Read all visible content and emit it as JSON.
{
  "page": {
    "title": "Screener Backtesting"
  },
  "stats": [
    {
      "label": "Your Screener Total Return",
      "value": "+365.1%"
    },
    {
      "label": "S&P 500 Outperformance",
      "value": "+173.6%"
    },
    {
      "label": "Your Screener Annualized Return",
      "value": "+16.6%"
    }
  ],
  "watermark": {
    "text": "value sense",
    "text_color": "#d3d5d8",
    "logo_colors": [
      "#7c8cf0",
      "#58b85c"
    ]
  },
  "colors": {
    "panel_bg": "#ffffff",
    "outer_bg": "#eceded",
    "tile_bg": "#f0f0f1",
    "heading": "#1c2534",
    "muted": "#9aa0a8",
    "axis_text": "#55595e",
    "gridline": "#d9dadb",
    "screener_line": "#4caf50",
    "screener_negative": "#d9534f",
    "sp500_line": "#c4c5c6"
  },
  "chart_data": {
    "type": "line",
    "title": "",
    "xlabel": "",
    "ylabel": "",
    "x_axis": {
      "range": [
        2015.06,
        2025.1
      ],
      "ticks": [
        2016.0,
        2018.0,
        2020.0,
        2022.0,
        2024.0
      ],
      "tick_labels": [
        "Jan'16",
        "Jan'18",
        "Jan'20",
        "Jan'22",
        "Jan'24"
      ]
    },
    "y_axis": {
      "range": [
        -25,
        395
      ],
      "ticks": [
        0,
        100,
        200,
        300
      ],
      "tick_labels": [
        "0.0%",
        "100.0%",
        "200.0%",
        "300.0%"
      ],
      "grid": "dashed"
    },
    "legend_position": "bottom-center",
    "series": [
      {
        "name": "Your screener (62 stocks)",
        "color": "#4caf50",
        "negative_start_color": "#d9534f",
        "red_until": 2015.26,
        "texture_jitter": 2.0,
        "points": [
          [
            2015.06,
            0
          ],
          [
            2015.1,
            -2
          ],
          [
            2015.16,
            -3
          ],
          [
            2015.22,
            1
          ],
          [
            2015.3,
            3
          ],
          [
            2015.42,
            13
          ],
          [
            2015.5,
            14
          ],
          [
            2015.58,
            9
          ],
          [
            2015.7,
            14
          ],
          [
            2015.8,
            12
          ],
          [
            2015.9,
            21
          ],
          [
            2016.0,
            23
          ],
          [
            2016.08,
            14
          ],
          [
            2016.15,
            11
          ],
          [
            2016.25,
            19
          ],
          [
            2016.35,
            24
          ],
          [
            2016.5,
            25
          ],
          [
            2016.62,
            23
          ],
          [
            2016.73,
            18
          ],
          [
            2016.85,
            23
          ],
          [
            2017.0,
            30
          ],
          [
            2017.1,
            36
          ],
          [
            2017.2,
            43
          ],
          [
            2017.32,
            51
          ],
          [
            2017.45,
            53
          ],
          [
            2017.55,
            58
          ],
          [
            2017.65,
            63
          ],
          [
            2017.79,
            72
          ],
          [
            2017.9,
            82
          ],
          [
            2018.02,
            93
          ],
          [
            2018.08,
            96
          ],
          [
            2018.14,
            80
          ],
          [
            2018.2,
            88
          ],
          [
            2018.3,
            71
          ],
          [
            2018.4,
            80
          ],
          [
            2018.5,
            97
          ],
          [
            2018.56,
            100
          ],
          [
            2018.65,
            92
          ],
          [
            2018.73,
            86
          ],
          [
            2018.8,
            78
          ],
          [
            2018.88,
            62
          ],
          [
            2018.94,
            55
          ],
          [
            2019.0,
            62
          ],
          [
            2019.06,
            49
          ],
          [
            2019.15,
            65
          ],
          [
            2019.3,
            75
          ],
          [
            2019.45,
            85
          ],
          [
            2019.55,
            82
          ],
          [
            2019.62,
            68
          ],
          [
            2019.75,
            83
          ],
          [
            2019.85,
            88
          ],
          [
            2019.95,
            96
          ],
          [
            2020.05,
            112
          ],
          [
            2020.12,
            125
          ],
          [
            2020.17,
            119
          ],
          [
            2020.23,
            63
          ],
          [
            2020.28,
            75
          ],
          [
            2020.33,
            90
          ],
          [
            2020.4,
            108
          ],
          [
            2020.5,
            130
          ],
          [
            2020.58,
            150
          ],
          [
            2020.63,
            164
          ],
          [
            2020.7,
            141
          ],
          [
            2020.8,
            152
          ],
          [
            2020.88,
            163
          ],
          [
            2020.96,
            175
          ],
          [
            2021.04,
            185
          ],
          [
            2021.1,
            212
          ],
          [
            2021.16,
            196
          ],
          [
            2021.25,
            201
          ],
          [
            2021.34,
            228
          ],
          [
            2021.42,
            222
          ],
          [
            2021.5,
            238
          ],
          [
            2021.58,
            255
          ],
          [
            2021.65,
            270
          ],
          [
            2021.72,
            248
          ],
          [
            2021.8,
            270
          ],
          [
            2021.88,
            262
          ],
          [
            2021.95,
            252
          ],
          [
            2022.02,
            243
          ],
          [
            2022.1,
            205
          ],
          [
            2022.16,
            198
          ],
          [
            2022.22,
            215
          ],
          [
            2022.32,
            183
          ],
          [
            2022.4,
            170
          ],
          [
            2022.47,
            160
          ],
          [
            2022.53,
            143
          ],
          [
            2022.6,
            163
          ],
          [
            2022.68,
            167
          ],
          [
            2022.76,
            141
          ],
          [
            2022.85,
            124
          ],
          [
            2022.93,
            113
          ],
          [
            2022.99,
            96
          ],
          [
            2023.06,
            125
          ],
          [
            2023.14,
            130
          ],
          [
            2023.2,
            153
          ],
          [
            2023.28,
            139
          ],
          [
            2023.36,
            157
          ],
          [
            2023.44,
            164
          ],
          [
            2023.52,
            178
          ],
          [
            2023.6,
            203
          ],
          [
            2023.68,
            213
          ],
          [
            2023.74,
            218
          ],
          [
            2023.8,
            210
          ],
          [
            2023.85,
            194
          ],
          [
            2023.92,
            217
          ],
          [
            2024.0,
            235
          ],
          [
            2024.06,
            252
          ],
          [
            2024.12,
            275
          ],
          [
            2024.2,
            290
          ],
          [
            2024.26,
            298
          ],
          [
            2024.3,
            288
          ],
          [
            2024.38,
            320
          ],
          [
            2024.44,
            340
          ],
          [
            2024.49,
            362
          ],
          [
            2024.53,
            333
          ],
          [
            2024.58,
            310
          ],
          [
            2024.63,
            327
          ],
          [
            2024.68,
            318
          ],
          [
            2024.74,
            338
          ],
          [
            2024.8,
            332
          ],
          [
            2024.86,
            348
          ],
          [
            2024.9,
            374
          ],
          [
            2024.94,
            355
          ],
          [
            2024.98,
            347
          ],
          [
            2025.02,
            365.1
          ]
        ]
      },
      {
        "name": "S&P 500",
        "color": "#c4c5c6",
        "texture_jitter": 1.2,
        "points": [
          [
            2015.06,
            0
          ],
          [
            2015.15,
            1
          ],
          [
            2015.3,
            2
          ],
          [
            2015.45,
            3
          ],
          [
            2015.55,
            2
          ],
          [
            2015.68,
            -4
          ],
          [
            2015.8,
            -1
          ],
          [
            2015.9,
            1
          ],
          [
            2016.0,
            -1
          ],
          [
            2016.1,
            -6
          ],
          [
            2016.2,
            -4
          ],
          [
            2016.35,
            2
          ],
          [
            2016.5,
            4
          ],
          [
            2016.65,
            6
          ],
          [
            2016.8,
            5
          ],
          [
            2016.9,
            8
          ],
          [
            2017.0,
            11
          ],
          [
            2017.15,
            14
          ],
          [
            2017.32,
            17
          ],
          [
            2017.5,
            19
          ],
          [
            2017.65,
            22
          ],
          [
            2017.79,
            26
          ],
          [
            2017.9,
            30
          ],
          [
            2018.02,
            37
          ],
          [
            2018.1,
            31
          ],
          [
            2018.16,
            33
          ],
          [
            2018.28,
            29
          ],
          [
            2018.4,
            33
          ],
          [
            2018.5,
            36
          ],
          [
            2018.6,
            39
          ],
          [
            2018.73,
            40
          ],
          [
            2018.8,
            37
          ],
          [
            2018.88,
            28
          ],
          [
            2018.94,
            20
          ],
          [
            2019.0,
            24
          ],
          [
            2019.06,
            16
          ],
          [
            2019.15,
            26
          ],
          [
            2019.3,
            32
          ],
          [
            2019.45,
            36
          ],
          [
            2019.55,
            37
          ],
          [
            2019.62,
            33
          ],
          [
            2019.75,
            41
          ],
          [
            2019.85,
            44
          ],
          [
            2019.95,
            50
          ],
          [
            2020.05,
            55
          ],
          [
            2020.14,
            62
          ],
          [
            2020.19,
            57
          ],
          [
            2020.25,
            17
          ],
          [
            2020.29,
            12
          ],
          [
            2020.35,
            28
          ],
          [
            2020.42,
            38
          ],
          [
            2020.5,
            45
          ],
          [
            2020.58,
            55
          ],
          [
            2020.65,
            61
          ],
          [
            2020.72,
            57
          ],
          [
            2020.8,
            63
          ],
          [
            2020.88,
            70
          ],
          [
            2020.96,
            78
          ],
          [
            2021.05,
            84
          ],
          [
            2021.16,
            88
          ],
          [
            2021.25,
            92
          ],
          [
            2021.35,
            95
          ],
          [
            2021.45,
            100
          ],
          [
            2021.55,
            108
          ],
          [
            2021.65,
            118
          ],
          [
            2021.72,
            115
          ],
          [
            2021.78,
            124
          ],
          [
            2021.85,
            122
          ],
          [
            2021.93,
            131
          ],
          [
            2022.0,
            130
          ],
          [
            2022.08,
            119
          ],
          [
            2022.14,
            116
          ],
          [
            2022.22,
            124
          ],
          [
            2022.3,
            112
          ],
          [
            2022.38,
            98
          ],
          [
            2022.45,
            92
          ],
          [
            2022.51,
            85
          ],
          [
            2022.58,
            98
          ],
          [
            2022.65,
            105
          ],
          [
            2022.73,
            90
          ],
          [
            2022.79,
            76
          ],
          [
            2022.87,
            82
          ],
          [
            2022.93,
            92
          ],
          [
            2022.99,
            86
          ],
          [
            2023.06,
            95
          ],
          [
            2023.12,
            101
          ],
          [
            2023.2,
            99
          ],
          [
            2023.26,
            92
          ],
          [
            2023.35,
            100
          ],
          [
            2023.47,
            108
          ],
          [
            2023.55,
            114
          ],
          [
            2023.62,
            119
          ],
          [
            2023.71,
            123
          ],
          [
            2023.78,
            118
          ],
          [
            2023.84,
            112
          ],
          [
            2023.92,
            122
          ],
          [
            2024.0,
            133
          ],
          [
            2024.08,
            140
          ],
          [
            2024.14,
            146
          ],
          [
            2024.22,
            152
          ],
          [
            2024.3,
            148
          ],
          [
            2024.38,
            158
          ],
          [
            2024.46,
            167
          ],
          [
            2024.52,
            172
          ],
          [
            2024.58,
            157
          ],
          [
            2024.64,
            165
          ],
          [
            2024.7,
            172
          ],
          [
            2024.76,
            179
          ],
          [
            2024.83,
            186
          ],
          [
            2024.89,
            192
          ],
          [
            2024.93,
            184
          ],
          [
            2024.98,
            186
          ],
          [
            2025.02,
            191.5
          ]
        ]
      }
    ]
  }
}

WRITTEN EXERCISE: Look through the data above. Copy every line with the string "value" in it.

RIGHT ANSWER:
      "value": "+365.1%"
      "value": "+173.6%"
      "value": "+16.6%"
    "text": "value sense",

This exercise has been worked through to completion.